| Aim |
Word for word, restate every line of the listing that follows.

────────────────────────────────────────

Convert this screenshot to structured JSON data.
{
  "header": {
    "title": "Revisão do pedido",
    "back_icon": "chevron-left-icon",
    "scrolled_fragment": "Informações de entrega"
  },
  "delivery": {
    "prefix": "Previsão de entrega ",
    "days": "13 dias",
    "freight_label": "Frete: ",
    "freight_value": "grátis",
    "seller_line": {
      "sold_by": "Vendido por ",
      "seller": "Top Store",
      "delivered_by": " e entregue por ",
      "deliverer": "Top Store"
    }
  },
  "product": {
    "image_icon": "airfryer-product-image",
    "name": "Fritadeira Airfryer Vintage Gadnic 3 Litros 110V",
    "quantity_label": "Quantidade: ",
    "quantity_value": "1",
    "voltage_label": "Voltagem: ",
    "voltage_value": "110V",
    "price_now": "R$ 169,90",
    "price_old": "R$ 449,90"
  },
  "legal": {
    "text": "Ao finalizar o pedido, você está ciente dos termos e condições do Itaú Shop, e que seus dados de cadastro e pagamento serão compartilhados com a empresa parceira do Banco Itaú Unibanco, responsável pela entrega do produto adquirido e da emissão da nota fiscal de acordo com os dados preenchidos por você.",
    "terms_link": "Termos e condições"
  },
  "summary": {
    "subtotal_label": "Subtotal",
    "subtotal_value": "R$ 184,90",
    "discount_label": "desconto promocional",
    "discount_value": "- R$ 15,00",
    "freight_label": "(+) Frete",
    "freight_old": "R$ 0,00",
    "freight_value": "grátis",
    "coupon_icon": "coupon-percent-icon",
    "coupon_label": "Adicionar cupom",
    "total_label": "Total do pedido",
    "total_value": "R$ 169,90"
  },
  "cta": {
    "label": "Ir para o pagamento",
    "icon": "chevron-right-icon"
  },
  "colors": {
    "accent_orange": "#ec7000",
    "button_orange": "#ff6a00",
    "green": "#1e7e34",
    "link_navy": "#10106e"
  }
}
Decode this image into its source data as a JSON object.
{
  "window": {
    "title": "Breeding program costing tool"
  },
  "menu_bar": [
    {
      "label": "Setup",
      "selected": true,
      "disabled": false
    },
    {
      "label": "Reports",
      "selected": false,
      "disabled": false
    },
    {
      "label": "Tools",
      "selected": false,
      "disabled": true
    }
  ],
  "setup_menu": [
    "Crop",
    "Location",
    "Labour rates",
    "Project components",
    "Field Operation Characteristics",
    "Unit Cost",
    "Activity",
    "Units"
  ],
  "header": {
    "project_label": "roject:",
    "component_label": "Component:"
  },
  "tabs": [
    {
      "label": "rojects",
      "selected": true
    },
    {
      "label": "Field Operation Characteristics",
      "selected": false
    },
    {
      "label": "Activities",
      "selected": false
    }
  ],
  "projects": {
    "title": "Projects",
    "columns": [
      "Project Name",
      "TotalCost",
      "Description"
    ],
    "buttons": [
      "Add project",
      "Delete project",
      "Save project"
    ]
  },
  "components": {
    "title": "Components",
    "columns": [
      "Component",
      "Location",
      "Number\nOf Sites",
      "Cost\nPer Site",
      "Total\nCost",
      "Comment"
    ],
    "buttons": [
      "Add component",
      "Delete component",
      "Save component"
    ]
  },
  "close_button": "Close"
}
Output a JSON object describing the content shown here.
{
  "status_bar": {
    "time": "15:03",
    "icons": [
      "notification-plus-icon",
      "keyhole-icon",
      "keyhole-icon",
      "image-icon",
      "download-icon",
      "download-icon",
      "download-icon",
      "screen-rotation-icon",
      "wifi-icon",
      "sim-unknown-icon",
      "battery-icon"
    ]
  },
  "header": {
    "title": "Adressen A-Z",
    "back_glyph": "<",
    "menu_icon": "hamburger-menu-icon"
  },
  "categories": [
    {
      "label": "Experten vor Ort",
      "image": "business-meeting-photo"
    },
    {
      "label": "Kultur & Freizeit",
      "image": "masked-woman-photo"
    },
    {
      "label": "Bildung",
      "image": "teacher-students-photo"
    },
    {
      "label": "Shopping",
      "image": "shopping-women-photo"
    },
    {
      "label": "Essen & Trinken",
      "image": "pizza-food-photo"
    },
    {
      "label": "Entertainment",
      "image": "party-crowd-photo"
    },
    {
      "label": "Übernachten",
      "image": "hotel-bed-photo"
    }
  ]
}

────────────────────────────────────────

| Expected answer |
Convert this screenshot to structured JSON data.
{
  "header": {
    "title": "Revisão do pedido",
    "back_icon": "chevron-left-icon",
    "scrolled_fragment": "Informações de entrega"
  },
  "delivery": {
    "prefix": "Previsão de entrega ",
    "days": "13 dias",
    "freight_label": "Frete: ",
    "freight_value": "grátis",
    "seller_line": {
      "sold_by": "Vendido por ",
      "seller": "Top Store",
      "delivered_by": " e entregue por ",
      "deliverer": "Top Store"
    }
  },
  "product": {
    "image_icon": "airfryer-product-image",
    "name": "Fritadeira Airfryer Vintage Gadnic 3 Litros 110V",
    "quantity_label": "Quantidade: ",
    "quantity_value": "1",
    "voltage_label": "Voltagem: ",
    "voltage_value": "110V",
    "price_now": "R$ 169,90",
    "price_old": "R$ 449,90"
  },
  "legal": {
    "text": "Ao finalizar o pedido, você está ciente dos termos e condições do Itaú Shop, e que seus dados de cadastro e pagamento serão compartilhados com a empresa parceira do Banco Itaú Unibanco, responsável pela entrega do produto adquirido e da emissão da nota fiscal de acordo com os dados preenchidos por você.",
    "terms_link": "Termos e condições"
  },
  "summary": {
    "subtotal_label": "Subtotal",
    "subtotal_value": "R$ 184,90",
    "discount_label": "desconto promocional",
    "discount_value": "- R$ 15,00",
    "freight_label": "(+) Frete",
    "freight_old": "R$ 0,00",
    "freight_value": "grátis",
    "coupon_icon": "coupon-percent-icon",
    "coupon_label": "Adicionar cupom",
    "total_label": "Total do pedido",
    "total_value": "R$ 169,90"
  },
  "cta": {
    "label": "Ir para o pagamento",
    "icon": "chevron-right-icon"
  },
  "colors": {
    "accent_orange": "#ec7000",
    "button_orange": "#ff6a00",
    "green": "#1e7e34",
    "link_navy": "#10106e"
  }
}
Decode this image into its source data as a JSON object.
{
  "window": {
    "title": "Breeding program costing tool"
  },
  "menu_bar": [
    {
      "label": "Setup",
      "selected": true,
      "disabled": false
    },
    {
      "label": "Reports",
      "selected": false,
      "disabled": false
    },
    {
      "label": "Tools",
      "selected": false,
      "disabled": true
    }
  ],
  "setup_menu": [
    "Crop",
    "Location",
    "Labour rates",
    "Project components",
    "Field Operation Characteristics",
    "Unit Cost",
    "Activity",
    "Units"
  ],
  "header": {
    "project_label": "roject:",
    "component_label": "Component:"
  },
  "tabs": [
    {
      "label": "rojects",
      "selected": true
    },
    {
      "label": "Field Operation Characteristics",
      "selected": false
    },
    {
      "label": "Activities",
      "selected": false
    }
  ],
  "projects": {
    "title": "Projects",
    "columns": [
      "Project Name",
      "TotalCost",
      "Description"
    ],
    "buttons": [
      "Add project",
      "Delete project",
      "Save project"
    ]
  },
  "components": {
    "title": "Components",
    "columns": [
      "Component",
      "Location",
      "Number\nOf Sites",
      "Cost\nPer Site",
      "Total\nCost",
      "Comment"
    ],
    "buttons": [
      "Add component",
      "Delete component",
      "Save component"
    ]
  },
  "close_button": "Close"
}
Output a JSON object describing the content shown here.
{
  "status_bar": {
    "time": "15:03",
    "icons": [
      "notification-plus-icon",
      "keyhole-icon",
      "keyhole-icon",
      "image-icon",
      "download-icon",
      "download-icon",
      "download-icon",
      "screen-rotation-icon",
      "wifi-icon",
      "sim-unknown-icon",
      "battery-icon"
    ]
  },
  "header": {
    "title": "Adressen A-Z",
    "back_glyph": "<",
    "menu_icon": "hamburger-menu-icon"
  },
  "categories": [
    {
      "label": "Experten vor Ort",
      "image": "business-meeting-photo"
    },
    {
      "label": "Kultur & Freizeit",
      "image": "masked-woman-photo"
    },
    {
      "label": "Bildung",
      "image": "teacher-students-photo"
    },
    {
      "label": "Shopping",
      "image": "shopping-women-photo"
    },
    {
      "label": "Essen & Trinken",
      "image": "pizza-food-photo"
    },
    {
      "label": "Entertainment",
      "image": "party-crowd-photo"
    },
    {
      "label": "Übernachten",
      "image": "hotel-bed-photo"
    }
  ]
}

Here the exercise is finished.